Output, please, every line from the line that holds "Read out every word on this page." to the end, exactly as written.

------------------------------------

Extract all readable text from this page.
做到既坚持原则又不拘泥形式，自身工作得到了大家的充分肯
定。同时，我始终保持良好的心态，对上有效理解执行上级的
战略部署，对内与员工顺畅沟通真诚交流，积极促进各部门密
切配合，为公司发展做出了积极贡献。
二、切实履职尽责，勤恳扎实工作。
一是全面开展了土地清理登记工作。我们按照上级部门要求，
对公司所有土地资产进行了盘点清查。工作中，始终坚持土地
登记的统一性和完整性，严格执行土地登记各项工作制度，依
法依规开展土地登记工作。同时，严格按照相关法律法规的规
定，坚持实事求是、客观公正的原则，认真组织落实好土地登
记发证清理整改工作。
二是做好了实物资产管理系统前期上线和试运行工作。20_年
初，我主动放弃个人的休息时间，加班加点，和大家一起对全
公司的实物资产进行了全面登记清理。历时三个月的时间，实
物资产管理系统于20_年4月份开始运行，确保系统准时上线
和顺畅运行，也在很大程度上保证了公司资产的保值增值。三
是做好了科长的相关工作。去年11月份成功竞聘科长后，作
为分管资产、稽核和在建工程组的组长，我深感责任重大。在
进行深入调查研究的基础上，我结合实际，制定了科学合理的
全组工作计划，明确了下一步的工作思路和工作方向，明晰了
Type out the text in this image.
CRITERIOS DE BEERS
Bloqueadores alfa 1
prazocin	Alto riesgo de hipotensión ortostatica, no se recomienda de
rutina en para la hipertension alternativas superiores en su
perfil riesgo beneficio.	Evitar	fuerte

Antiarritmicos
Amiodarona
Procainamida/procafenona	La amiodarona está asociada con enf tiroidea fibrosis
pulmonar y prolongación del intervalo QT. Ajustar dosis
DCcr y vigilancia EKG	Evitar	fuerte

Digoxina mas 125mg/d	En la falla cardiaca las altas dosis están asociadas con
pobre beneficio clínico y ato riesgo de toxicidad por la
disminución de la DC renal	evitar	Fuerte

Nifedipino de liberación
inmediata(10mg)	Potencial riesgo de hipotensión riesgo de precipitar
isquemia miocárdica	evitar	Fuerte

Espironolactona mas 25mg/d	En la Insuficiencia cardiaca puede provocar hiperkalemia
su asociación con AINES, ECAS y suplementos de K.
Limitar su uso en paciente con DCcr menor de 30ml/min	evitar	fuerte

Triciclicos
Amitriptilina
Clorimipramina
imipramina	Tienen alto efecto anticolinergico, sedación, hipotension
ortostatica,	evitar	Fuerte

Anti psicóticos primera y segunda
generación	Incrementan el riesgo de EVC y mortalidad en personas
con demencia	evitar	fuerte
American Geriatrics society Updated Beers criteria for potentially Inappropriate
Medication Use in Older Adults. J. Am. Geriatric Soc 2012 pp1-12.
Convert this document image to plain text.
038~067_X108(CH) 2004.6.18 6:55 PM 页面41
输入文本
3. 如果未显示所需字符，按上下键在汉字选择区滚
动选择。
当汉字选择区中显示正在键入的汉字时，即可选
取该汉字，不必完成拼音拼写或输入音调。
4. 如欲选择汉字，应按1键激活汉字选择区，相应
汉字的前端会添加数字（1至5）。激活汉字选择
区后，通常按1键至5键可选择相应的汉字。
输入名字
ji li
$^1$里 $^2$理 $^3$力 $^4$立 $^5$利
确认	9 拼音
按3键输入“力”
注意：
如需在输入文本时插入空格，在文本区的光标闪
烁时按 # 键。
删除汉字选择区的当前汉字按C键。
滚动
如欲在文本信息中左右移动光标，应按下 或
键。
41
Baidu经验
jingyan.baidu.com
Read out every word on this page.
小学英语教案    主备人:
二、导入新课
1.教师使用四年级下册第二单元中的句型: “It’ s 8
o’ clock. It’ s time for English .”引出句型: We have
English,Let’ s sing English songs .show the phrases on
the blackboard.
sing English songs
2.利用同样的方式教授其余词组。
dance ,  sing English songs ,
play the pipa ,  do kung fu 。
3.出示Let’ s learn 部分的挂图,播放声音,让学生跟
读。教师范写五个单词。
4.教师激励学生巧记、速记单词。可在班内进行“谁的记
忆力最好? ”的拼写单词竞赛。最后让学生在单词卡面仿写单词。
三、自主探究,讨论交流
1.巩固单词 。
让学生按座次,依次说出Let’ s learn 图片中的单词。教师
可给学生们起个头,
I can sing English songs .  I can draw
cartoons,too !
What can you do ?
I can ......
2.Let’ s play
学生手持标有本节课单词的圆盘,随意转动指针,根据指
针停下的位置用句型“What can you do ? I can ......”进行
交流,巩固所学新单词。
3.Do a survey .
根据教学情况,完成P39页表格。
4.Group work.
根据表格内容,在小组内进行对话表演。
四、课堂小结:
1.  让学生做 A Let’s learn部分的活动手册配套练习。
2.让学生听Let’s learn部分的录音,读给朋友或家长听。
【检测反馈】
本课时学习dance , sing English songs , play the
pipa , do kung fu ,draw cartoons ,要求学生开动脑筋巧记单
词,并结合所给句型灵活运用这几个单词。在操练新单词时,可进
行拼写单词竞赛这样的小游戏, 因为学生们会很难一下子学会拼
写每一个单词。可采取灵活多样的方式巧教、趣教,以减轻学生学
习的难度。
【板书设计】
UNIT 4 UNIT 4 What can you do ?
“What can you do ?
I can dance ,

------------------------------------

*RESULT FOR THIS EXERCISE:*
Read out every word on this page.
小学英语教案    主备人:
二、导入新课
1.教师使用四年级下册第二单元中的句型: “It’ s 8
o’ clock. It’ s time for English .”引出句型: We have
English,Let’ s sing English songs .show the phrases on
the blackboard.
sing English songs
2.利用同样的方式教授其余词组。
dance ,  sing English songs ,
play the pipa ,  do kung fu 。
3.出示Let’ s learn 部分的挂图,播放声音,让学生跟
读。教师范写五个单词。
4.教师激励学生巧记、速记单词。可在班内进行“谁的记
忆力最好? ”的拼写单词竞赛。最后让学生在单词卡面仿写单词。
三、自主探究,讨论交流
1.巩固单词 。
让学生按座次,依次说出Let’ s learn 图片中的单词。教师
可给学生们起个头,
I can sing English songs .  I can draw
cartoons,too !
What can you do ?
I can ......
2.Let’ s play
学生手持标有本节课单词的圆盘,随意转动指针,根据指
针停下的位置用句型“What can you do ? I can ......”进行
交流,巩固所学新单词。
3.Do a survey .
根据教学情况,完成P39页表格。
4.Group work.
根据表格内容,在小组内进行对话表演。
四、课堂小结:
1.  让学生做 A Let’s learn部分的活动手册配套练习。
2.让学生听Let’s learn部分的录音,读给朋友或家长听。
【检测反馈】
本课时学习dance , sing English songs , play the
pipa , do kung fu ,draw cartoons ,要求学生开动脑筋巧记单
词,并结合所给句型灵活运用这几个单词。在操练新单词时,可进
行拼写单词竞赛这样的小游戏, 因为学生们会很难一下子学会拼
写每一个单词。可采取灵活多样的方式巧教、趣教,以减轻学生学
习的难度。
【板书设计】
UNIT 4 UNIT 4 What can you do ?
“What can you do ?
I can dance ,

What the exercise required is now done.